● **Data section**
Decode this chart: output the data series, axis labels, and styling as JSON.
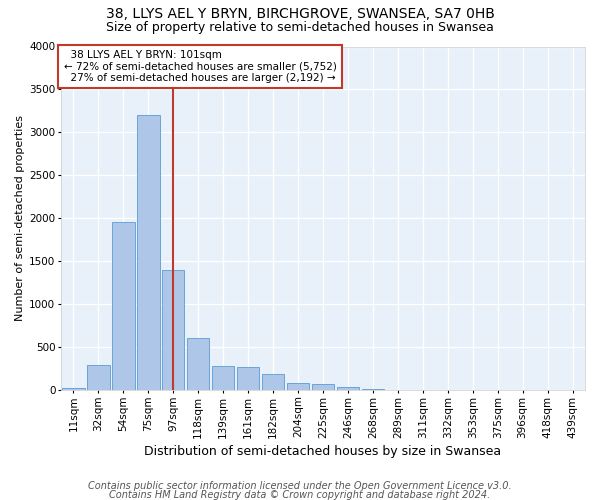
{
  "title_line1": "38, LLYS AEL Y BRYN, BIRCHGROVE, SWANSEA, SA7 0HB",
  "title_line2": "Size of property relative to semi-detached houses in Swansea",
  "xlabel": "Distribution of semi-detached houses by size in Swansea",
  "ylabel": "Number of semi-detached properties",
  "footer_line1": "Contains HM Land Registry data © Crown copyright and database right 2024.",
  "footer_line2": "Contains public sector information licensed under the Open Government Licence v3.0.",
  "bar_labels": [
    "11sqm",
    "32sqm",
    "54sqm",
    "75sqm",
    "97sqm",
    "118sqm",
    "139sqm",
    "161sqm",
    "182sqm",
    "204sqm",
    "225sqm",
    "246sqm",
    "268sqm",
    "289sqm",
    "311sqm",
    "332sqm",
    "353sqm",
    "375sqm",
    "396sqm",
    "418sqm",
    "439sqm"
  ],
  "bar_values": [
    20,
    290,
    1950,
    3200,
    1400,
    600,
    280,
    270,
    190,
    80,
    70,
    30,
    15,
    0,
    0,
    0,
    0,
    0,
    0,
    0,
    0
  ],
  "bar_color": "#aec6e8",
  "bar_edge_color": "#5b9bd5",
  "vline_index": 4,
  "vline_color": "#c0392b",
  "annotation_text": "  38 LLYS AEL Y BRYN: 101sqm  \n← 72% of semi-detached houses are smaller (5,752)\n  27% of semi-detached houses are larger (2,192) →",
  "annotation_box_color": "#ffffff",
  "annotation_box_edge": "#c0392b",
  "ylim": [
    0,
    4000
  ],
  "bg_color": "#e8f0fa",
  "grid_color": "#ffffff",
  "title1_fontsize": 10,
  "title2_fontsize": 9,
  "tick_fontsize": 7.5,
  "ylabel_fontsize": 8,
  "xlabel_fontsize": 9,
  "footer_fontsize": 7
}
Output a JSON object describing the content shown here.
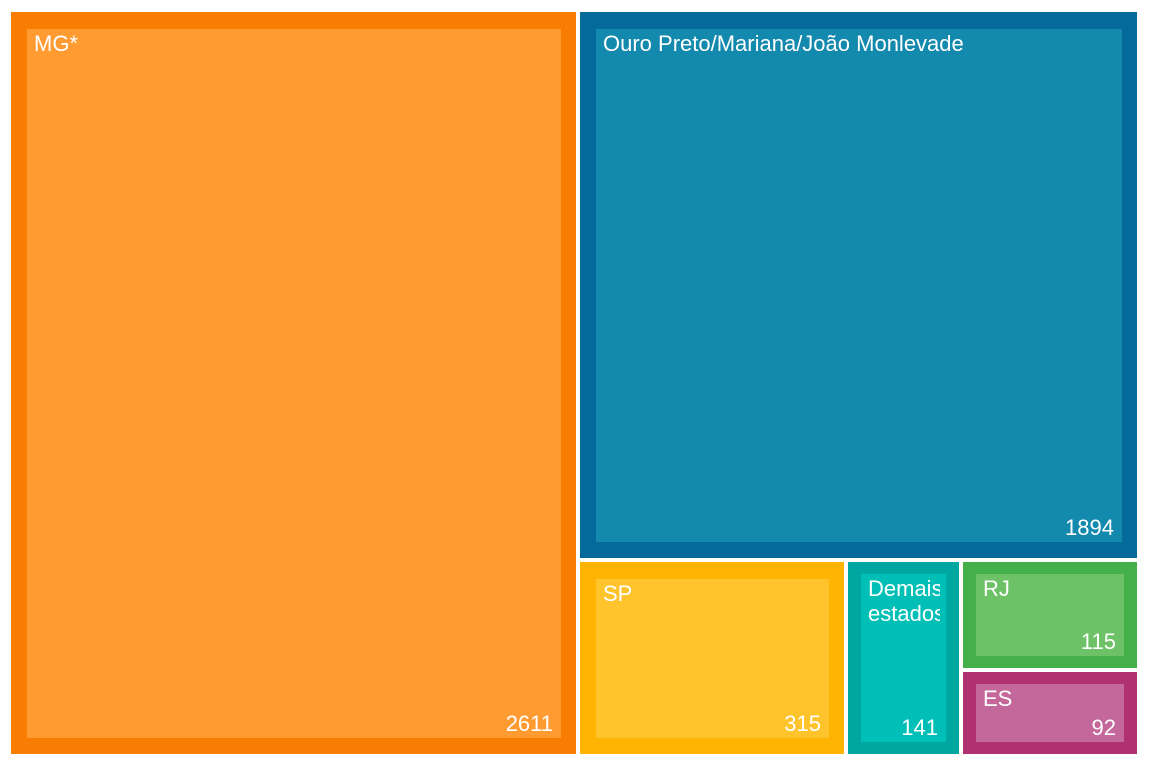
{
  "chart_data": {
    "type": "treemap",
    "title": "",
    "legend": "none",
    "text_color": "#FFFFFF",
    "background_color": "#FFFFFF",
    "items": [
      {
        "label": "MG*",
        "value": 2611,
        "outer_color": "#F97D02",
        "inner_color": "#FF9B30"
      },
      {
        "label": "Ouro Preto/Mariana/João Monlevade",
        "value": 1894,
        "outer_color": "#04699B",
        "inner_color": "#1289AD"
      },
      {
        "label": "SP",
        "value": 315,
        "outer_color": "#FFB404",
        "inner_color": "#FFC32B"
      },
      {
        "label": "Demais estados",
        "value": 141,
        "outer_color": "#00A7A0",
        "inner_color": "#00BFB7"
      },
      {
        "label": "RJ",
        "value": 115,
        "outer_color": "#44B049",
        "inner_color": "#6DC167"
      },
      {
        "label": "ES",
        "value": 92,
        "outer_color": "#B03172",
        "inner_color": "#C4679A"
      }
    ]
  }
}
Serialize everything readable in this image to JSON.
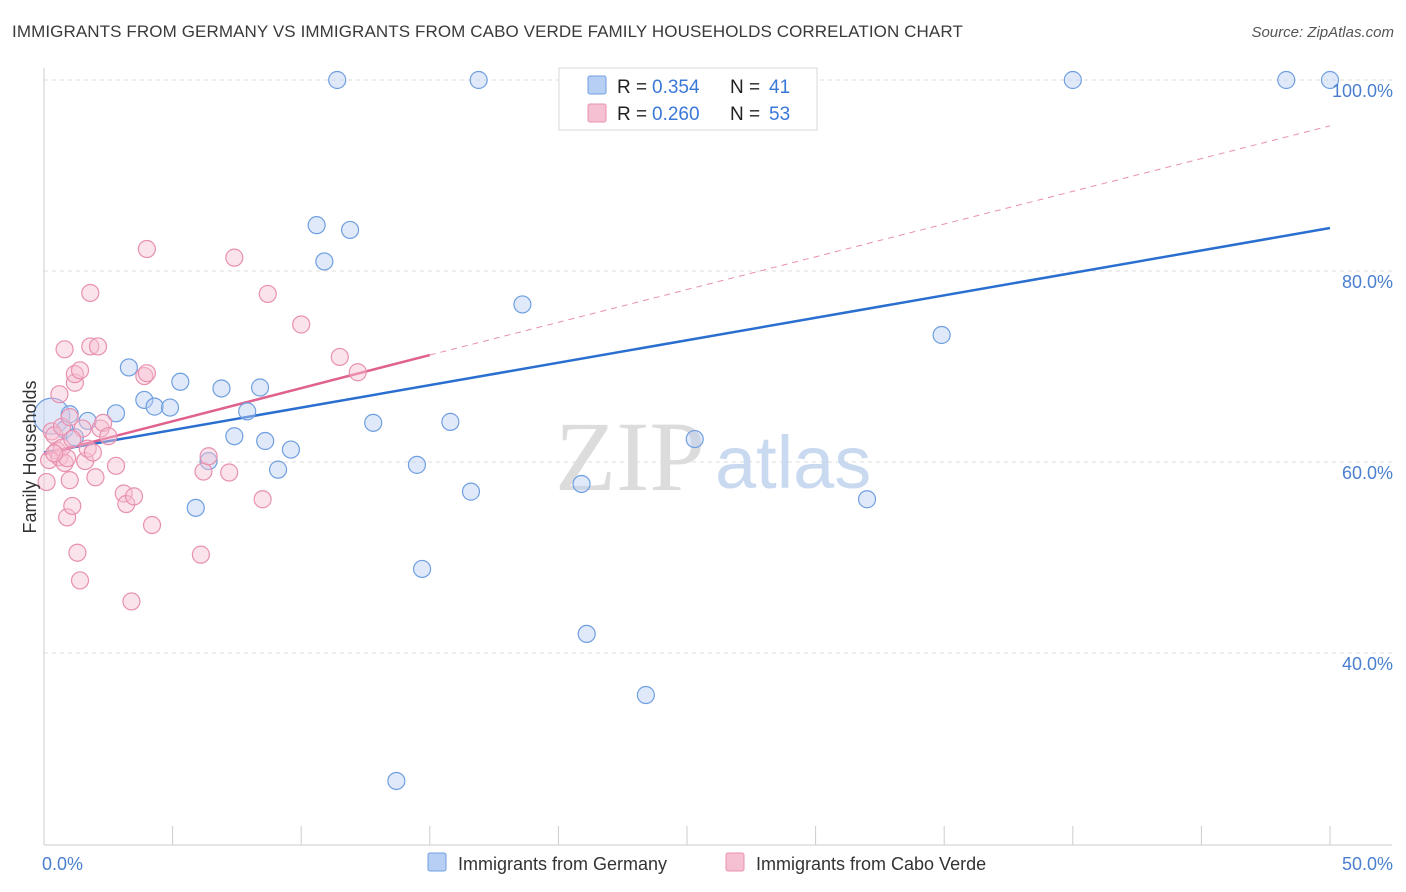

● **Work to do**
Whenever "detached" turns up in a line, pick that line out.

● **Right answer**
  "title_line2": "Size of property relative to semi-detached houses in Swansea",
  "xlabel": "Distribution of semi-detached houses by size in Swansea",
  "ylabel": "Number of semi-detached properties",
  "annotation_text": "  38 LLYS AEL Y BRYN: 101sqm  \n← 72% of semi-detached houses are smaller (5,752)\n  27% of semi-detached houses are larger (2,192) →",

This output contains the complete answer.